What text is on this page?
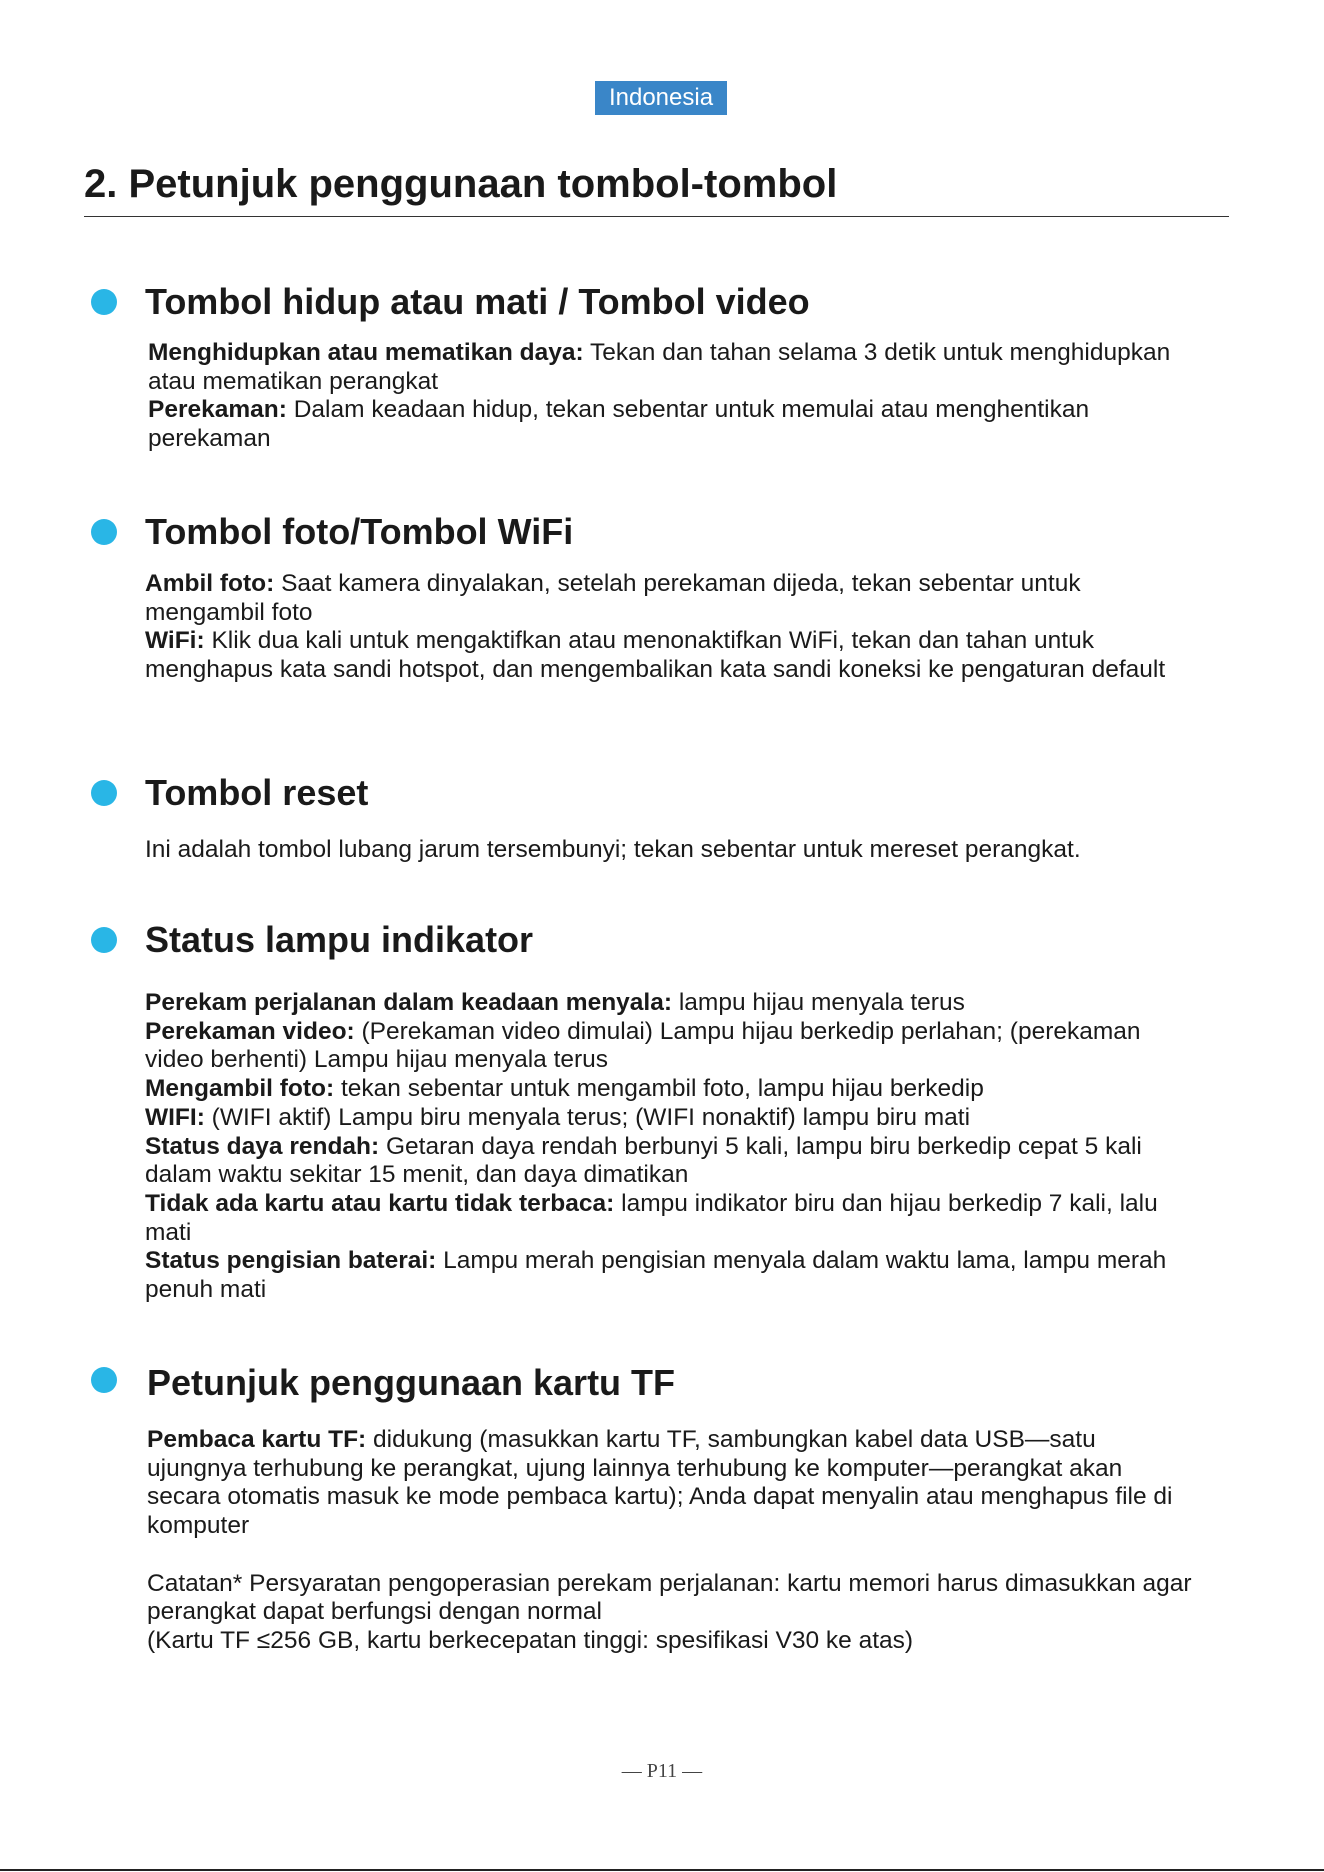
Indonesia
2. Petunjuk penggunaan tombol-tombol
Tombol hidup atau mati / Tombol video

Menghidupkan atau mematikan daya: Tekan dan tahan selama 3 detik untuk menghidupkan atau mematikan perangkat

Perekaman: Dalam keadaan hidup, tekan sebentar untuk memulai atau menghentikan perekaman

Tombol foto/Tombol WiFi

Ambil foto: Saat kamera dinyalakan, setelah perekaman dijeda, tekan sebentar untuk mengambil foto

WiFi: Klik dua kali untuk mengaktifkan atau menonaktifkan WiFi, tekan dan tahan untuk menghapus kata sandi hotspot, dan mengembalikan kata sandi koneksi ke pengaturan default

Tombol reset

Ini adalah tombol lubang jarum tersembunyi; tekan sebentar untuk mereset perangkat.

Status lampu indikator

Perekam perjalanan dalam keadaan menyala: lampu hijau menyala terus

Perekaman video: (Perekaman video dimulai) Lampu hijau berkedip perlahan; (perekaman video berhenti) Lampu hijau menyala terus

Mengambil foto: tekan sebentar untuk mengambil foto, lampu hijau berkedip

WIFI: (WIFI aktif) Lampu biru menyala terus; (WIFI nonaktif) lampu biru mati

Status daya rendah: Getaran daya rendah berbunyi 5 kali, lampu biru berkedip cepat 5 kali dalam waktu sekitar 15 menit, dan daya dimatikan

Tidak ada kartu atau kartu tidak terbaca: lampu indikator biru dan hijau berkedip 7 kali, lalu mati

Status pengisian baterai: Lampu merah pengisian menyala dalam waktu lama, lampu merah penuh mati

Petunjuk penggunaan kartu TF

Pembaca kartu TF: didukung (masukkan kartu TF, sambungkan kabel data USB—satu ujungnya terhubung ke perangkat, ujung lainnya terhubung ke komputer—perangkat akan secara otomatis masuk ke mode pembaca kartu); Anda dapat menyalin atau menghapus file di komputer

Catatan* Persyaratan pengoperasian perekam perjalanan: kartu memori harus dimasukkan agar perangkat dapat berfungsi dengan normal

(Kartu TF ≤256 GB, kartu berkecepatan tinggi: spesifikasi V30 ke atas)

— P11 —
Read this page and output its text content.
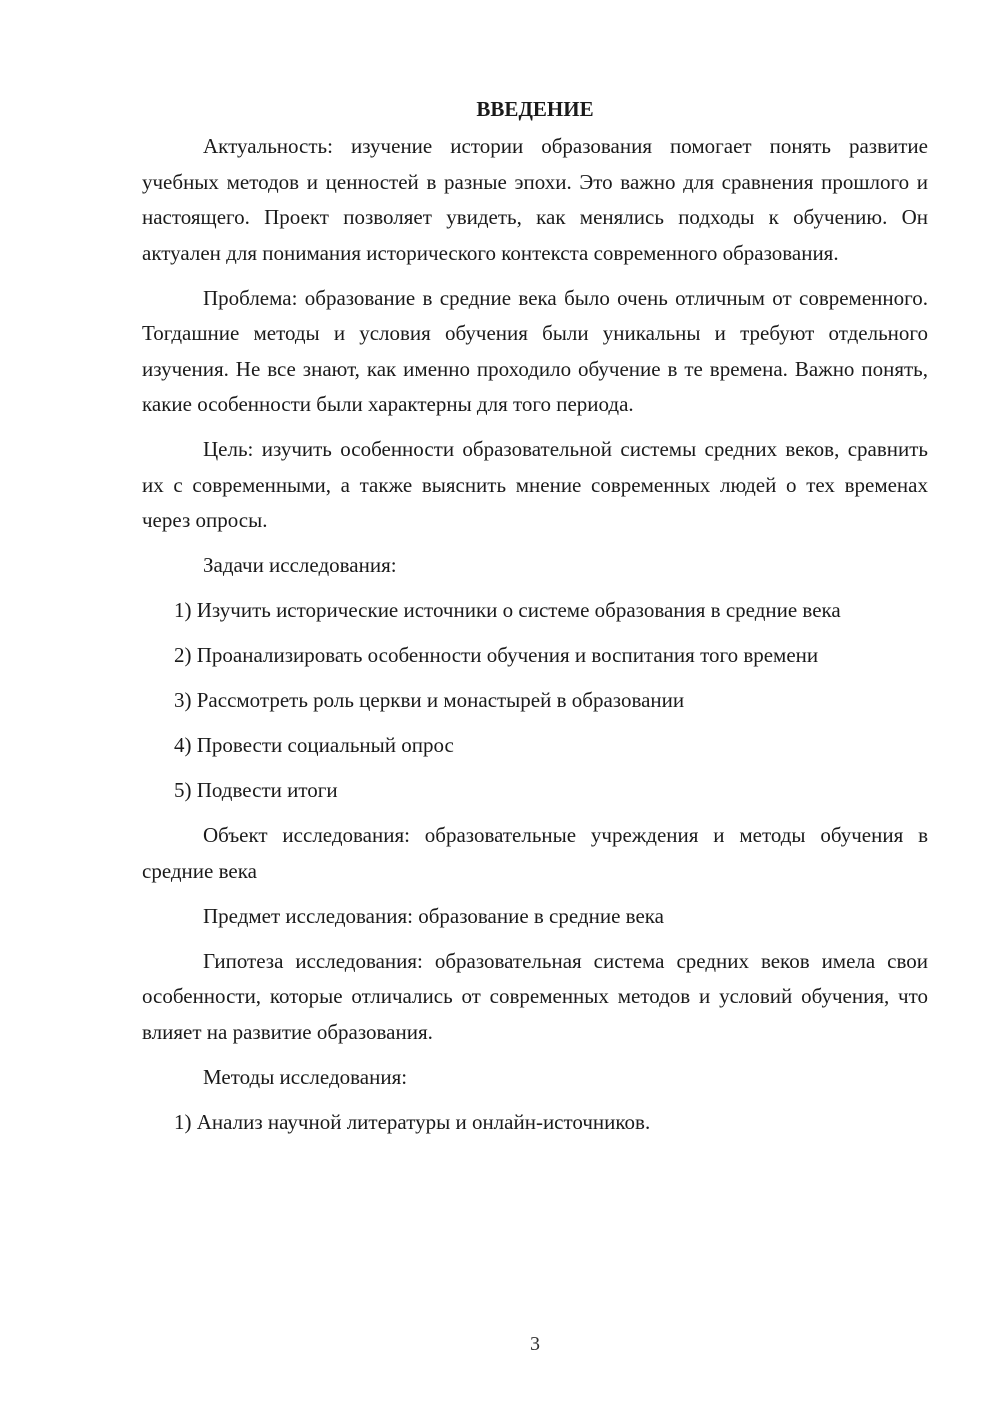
ВВЕДЕНИЕ

Актуальность: изучение истории образования помогает понять развитие учебных методов и ценностей в разные эпохи. Это важно для сравнения прошлого и настоящего. Проект позволяет увидеть, как менялись подходы к обучению. Он актуален для понимания исторического контекста современного образования.

Проблема: образование в средние века было очень отличным от современного. Тогдашние методы и условия обучения были уникальны и требуют отдельного изучения. Не все знают, как именно проходило обучение в те времена. Важно понять, какие особенности были характерны для того периода.

Цель: изучить особенности образовательной системы средних веков, сравнить их с современными, а также выяснить мнение современных людей о тех временах через опросы.

Задачи исследования:

1) Изучить исторические источники о системе образования в средние века

2) Проанализировать особенности обучения и воспитания того времени

3) Рассмотреть роль церкви и монастырей в образовании

4) Провести социальный опрос

5) Подвести итоги

Объект исследования: образовательные учреждения и методы обучения в средние века

Предмет исследования: образование в средние века

Гипотеза исследования: образовательная система средних веков имела свои особенности, которые отличались от современных методов и условий обучения, что влияет на развитие образования.

Методы исследования:

1) Анализ научной литературы и онлайн-источников.

3
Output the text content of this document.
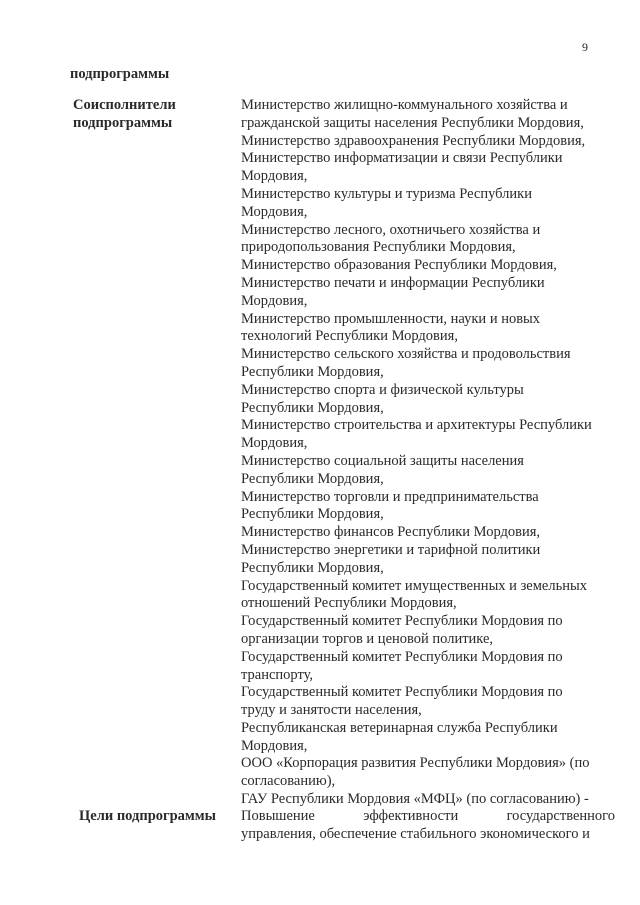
9
подпрограммы
Соисполнители
подпрограммы
Министерство жилищно-коммунального хозяйства и
гражданской защиты населения Республики Мордовия,
Министерство здравоохранения Республики Мордовия,
Министерство информатизации и связи Республики
Мордовия,
Министерство культуры и туризма Республики
Мордовия,
Министерство лесного, охотничьего хозяйства и
природопользования Республики Мордовия,
Министерство образования Республики Мордовия,
Министерство печати и информации Республики
Мордовия,
Министерство промышленности, науки и новых
технологий Республики Мордовия,
Министерство сельского хозяйства и продовольствия
Республики Мордовия,
Министерство спорта и физической культуры
Республики Мордовия,
Министерство строительства и архитектуры Республики
Мордовия,
Министерство социальной защиты населения
Республики Мордовия,
Министерство торговли и предпринимательства
Республики Мордовия,
Министерство финансов Республики Мордовия,
Министерство энергетики и тарифной политики
Республики Мордовия,
Государственный комитет имущественных и земельных
отношений Республики Мордовия,
Государственный комитет Республики Мордовия по
организации торгов и ценовой политике,
Государственный комитет Республики Мордовия по
транспорту,
Государственный комитет Республики Мордовия по
труду и занятости населения,
Республиканская ветеринарная служба Республики
Мордовия,
ООО «Корпорация развития Республики Мордовия» (по
согласованию),
ГАУ Республики Мордовия «МФЦ» (по согласованию) -
Цели подпрограммы Повышение эффективности государственного
управления, обеспечение стабильного экономического и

■ ■ ■ ■ ■

> Task details
Every entry above is to be set down exactly; the pictures are to be left out.

> Exercise output
What text is on this page?
Indonesia
2. Petunjuk penggunaan tombol-tombol
Tombol hidup atau mati / Tombol video

Menghidupkan atau mematikan daya: Tekan dan tahan selama 3 detik untuk menghidupkan atau mematikan perangkat

Perekaman: Dalam keadaan hidup, tekan sebentar untuk memulai atau menghentikan perekaman

Tombol foto/Tombol WiFi

Ambil foto: Saat kamera dinyalakan, setelah perekaman dijeda, tekan sebentar untuk mengambil foto

WiFi: Klik dua kali untuk mengaktifkan atau menonaktifkan WiFi, tekan dan tahan untuk menghapus kata sandi hotspot, dan mengembalikan kata sandi koneksi ke pengaturan default

Tombol reset

Ini adalah tombol lubang jarum tersembunyi; tekan sebentar untuk mereset perangkat.

Status lampu indikator

Perekam perjalanan dalam keadaan menyala: lampu hijau menyala terus

Perekaman video: (Perekaman video dimulai) Lampu hijau berkedip perlahan; (perekaman video berhenti) Lampu hijau menyala terus

Mengambil foto: tekan sebentar untuk mengambil foto, lampu hijau berkedip

WIFI: (WIFI aktif) Lampu biru menyala terus; (WIFI nonaktif) lampu biru mati

Status daya rendah: Getaran daya rendah berbunyi 5 kali, lampu biru berkedip cepat 5 kali dalam waktu sekitar 15 menit, dan daya dimatikan

Tidak ada kartu atau kartu tidak terbaca: lampu indikator biru dan hijau berkedip 7 kali, lalu mati

Status pengisian baterai: Lampu merah pengisian menyala dalam waktu lama, lampu merah penuh mati

Petunjuk penggunaan kartu TF

Pembaca kartu TF: didukung (masukkan kartu TF, sambungkan kabel data USB—satu ujungnya terhubung ke perangkat, ujung lainnya terhubung ke komputer—perangkat akan secara otomatis masuk ke mode pembaca kartu); Anda dapat menyalin atau menghapus file di komputer

Catatan* Persyaratan pengoperasian perekam perjalanan: kartu memori harus dimasukkan agar perangkat dapat berfungsi dengan normal

(Kartu TF ≤256 GB, kartu berkecepatan tinggi: spesifikasi V30 ke atas)

— P11 —
Read this page and output its text content.
ВВЕДЕНИЕ

Актуальность: изучение истории образования помогает понять развитие учебных методов и ценностей в разные эпохи. Это важно для сравнения прошлого и настоящего. Проект позволяет увидеть, как менялись подходы к обучению. Он актуален для понимания исторического контекста современного образования.

Проблема: образование в средние века было очень отличным от современного. Тогдашние методы и условия обучения были уникальны и требуют отдельного изучения. Не все знают, как именно проходило обучение в те времена. Важно понять, какие особенности были характерны для того периода.

Цель: изучить особенности образовательной системы средних веков, сравнить их с современными, а также выяснить мнение современных людей о тех временах через опросы.

Задачи исследования:

1) Изучить исторические источники о системе образования в средние века

2) Проанализировать особенности обучения и воспитания того времени

3) Рассмотреть роль церкви и монастырей в образовании

4) Провести социальный опрос

5) Подвести итоги

Объект исследования: образовательные учреждения и методы обучения в средние века

Предмет исследования: образование в средние века

Гипотеза исследования: образовательная система средних веков имела свои особенности, которые отличались от современных методов и условий обучения, что влияет на развитие образования.

Методы исследования:

1) Анализ научной литературы и онлайн-источников.

3
Output the text content of this document.
9
подпрограммы
Соисполнители
подпрограммы
Министерство жилищно-коммунального хозяйства и
гражданской защиты населения Республики Мордовия,
Министерство здравоохранения Республики Мордовия,
Министерство информатизации и связи Республики
Мордовия,
Министерство культуры и туризма Республики
Мордовия,
Министерство лесного, охотничьего хозяйства и
природопользования Республики Мордовия,
Министерство образования Республики Мордовия,
Министерство печати и информации Республики
Мордовия,
Министерство промышленности, науки и новых
технологий Республики Мордовия,
Министерство сельского хозяйства и продовольствия
Республики Мордовия,
Министерство спорта и физической культуры
Республики Мордовия,
Министерство строительства и архитектуры Республики
Мордовия,
Министерство социальной защиты населения
Республики Мордовия,
Министерство торговли и предпринимательства
Республики Мордовия,
Министерство финансов Республики Мордовия,
Министерство энергетики и тарифной политики
Республики Мордовия,
Государственный комитет имущественных и земельных
отношений Республики Мордовия,
Государственный комитет Республики Мордовия по
организации торгов и ценовой политике,
Государственный комитет Республики Мордовия по
транспорту,
Государственный комитет Республики Мордовия по
труду и занятости населения,
Республиканская ветеринарная служба Республики
Мордовия,
ООО «Корпорация развития Республики Мордовия» (по
согласованию),
ГАУ Республики Мордовия «МФЦ» (по согласованию) -
Цели подпрограммы Повышение эффективности государственного
управления, обеспечение стабильного экономического и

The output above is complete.